--- start DATA PROVIDED ---

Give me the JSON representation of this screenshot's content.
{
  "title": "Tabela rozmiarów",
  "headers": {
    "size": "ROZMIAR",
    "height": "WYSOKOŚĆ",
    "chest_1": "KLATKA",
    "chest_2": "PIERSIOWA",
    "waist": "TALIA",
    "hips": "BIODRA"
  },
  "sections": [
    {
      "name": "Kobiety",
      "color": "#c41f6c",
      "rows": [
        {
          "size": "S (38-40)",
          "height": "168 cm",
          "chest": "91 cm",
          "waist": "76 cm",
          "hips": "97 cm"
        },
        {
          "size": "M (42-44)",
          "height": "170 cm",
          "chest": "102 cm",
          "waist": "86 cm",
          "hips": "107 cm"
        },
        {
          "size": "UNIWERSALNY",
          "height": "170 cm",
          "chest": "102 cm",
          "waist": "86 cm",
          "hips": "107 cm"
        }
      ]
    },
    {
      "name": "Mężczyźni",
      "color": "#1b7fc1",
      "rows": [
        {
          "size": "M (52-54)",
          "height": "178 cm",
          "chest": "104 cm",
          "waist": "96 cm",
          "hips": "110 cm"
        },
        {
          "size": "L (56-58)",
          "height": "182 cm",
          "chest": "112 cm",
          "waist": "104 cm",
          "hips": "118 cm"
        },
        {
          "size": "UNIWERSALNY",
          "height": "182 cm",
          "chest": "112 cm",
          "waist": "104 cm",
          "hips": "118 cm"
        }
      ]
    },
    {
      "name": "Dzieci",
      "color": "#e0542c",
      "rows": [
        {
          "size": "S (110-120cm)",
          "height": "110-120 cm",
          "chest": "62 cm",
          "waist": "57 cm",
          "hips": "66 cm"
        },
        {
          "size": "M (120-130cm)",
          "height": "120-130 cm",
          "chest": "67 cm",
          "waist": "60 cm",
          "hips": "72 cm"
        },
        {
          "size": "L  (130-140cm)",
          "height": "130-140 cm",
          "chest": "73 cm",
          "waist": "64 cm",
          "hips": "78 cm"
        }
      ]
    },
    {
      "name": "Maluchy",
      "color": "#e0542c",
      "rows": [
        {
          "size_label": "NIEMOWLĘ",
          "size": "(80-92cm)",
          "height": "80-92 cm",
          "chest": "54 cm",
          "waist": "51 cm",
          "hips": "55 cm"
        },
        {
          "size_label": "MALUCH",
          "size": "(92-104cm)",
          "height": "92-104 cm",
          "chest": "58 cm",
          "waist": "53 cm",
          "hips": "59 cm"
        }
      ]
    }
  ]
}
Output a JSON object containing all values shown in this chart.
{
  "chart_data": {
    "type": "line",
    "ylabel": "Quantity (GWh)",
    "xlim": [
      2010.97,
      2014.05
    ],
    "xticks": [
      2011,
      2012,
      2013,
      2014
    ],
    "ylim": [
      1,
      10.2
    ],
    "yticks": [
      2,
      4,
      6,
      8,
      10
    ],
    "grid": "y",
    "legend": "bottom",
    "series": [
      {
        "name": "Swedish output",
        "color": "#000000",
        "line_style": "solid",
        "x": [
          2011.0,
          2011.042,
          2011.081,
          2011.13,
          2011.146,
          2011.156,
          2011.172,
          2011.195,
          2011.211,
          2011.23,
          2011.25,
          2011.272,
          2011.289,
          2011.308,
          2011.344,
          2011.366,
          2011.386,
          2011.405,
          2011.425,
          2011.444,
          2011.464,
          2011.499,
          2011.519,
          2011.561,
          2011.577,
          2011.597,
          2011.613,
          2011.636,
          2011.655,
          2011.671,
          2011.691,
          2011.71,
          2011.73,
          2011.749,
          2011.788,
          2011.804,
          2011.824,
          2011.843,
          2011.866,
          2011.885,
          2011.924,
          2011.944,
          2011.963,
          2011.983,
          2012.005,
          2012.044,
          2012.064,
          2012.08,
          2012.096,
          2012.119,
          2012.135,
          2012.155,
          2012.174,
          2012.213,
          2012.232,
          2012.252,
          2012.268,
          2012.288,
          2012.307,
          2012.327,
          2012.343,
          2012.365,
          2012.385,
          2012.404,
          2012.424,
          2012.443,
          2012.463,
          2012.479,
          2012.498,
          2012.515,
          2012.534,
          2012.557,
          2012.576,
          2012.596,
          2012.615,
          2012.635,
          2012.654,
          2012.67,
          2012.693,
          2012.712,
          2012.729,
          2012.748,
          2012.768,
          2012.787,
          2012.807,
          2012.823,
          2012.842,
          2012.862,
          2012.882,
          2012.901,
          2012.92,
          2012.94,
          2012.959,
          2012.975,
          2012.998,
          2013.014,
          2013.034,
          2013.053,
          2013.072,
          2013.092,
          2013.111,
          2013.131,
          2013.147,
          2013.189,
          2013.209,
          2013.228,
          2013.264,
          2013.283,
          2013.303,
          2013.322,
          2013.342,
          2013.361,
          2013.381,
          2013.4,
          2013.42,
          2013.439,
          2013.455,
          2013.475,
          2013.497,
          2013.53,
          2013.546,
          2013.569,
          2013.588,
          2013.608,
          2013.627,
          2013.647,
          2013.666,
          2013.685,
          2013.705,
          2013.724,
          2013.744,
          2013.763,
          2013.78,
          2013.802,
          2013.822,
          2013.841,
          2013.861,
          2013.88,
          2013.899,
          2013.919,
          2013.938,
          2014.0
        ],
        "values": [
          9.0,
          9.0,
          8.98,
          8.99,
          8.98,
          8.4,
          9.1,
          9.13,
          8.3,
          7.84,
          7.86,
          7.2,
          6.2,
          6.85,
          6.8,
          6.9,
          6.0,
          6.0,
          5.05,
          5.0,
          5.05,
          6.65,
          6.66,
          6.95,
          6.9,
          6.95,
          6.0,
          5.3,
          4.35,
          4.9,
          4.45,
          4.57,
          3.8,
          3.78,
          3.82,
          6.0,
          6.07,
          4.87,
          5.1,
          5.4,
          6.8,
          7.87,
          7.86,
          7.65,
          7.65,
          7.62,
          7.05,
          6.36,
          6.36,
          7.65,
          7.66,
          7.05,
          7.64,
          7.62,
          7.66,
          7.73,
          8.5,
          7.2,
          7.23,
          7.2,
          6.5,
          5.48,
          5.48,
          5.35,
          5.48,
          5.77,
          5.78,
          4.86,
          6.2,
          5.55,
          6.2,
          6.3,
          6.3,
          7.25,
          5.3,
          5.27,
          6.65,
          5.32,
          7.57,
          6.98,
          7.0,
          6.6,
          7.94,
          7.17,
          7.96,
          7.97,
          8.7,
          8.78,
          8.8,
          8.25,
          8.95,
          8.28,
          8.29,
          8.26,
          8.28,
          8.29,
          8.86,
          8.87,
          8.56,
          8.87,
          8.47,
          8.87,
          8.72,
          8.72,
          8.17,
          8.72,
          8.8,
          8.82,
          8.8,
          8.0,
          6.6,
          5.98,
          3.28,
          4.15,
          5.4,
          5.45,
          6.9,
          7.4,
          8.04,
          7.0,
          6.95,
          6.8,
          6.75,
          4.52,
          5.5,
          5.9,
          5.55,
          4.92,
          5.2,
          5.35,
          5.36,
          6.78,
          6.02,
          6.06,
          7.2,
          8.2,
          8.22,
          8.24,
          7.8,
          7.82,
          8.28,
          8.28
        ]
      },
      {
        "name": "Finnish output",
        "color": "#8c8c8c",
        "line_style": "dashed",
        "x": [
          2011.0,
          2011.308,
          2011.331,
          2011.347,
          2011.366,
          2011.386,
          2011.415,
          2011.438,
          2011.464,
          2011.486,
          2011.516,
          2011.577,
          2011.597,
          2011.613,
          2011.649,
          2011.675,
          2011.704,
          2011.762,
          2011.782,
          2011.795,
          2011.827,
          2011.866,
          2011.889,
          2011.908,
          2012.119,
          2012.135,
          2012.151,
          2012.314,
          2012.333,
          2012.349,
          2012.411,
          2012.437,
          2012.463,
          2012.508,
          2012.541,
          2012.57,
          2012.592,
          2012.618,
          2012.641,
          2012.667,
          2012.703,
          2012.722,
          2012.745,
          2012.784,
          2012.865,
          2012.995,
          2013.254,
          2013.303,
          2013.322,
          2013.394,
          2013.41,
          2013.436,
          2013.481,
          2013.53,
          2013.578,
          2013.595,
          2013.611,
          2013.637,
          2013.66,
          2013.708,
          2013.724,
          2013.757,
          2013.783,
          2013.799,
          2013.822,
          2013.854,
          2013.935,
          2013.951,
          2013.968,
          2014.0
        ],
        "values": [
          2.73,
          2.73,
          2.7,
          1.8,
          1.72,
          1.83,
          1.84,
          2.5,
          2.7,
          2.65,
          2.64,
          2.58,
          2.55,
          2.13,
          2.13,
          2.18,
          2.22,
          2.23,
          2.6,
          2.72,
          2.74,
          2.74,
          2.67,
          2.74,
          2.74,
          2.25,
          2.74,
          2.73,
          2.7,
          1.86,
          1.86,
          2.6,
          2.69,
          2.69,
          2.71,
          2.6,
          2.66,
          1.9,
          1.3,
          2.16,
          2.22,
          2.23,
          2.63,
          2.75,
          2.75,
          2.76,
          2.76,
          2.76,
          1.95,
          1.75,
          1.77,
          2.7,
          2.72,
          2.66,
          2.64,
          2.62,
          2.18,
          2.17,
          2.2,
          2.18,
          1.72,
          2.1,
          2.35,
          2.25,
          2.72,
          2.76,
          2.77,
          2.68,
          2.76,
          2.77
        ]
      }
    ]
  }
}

--- end DATA PROVIDED ---

▸ **TASK PROMPT**:
Report each line of the material above where the word "height" appears.

▸ **ANSWER TO THIS EXERCISE**:
    "height": "WYSOKOŚĆ",
          "height": "168 cm",
          "height": "170 cm",
          "height": "170 cm",
          "height": "178 cm",
          "height": "182 cm",
          "height": "182 cm",
          "height": "110-120 cm",
          "height": "120-130 cm",
          "height": "130-140 cm",
          "height": "80-92 cm",
          "height": "92-104 cm",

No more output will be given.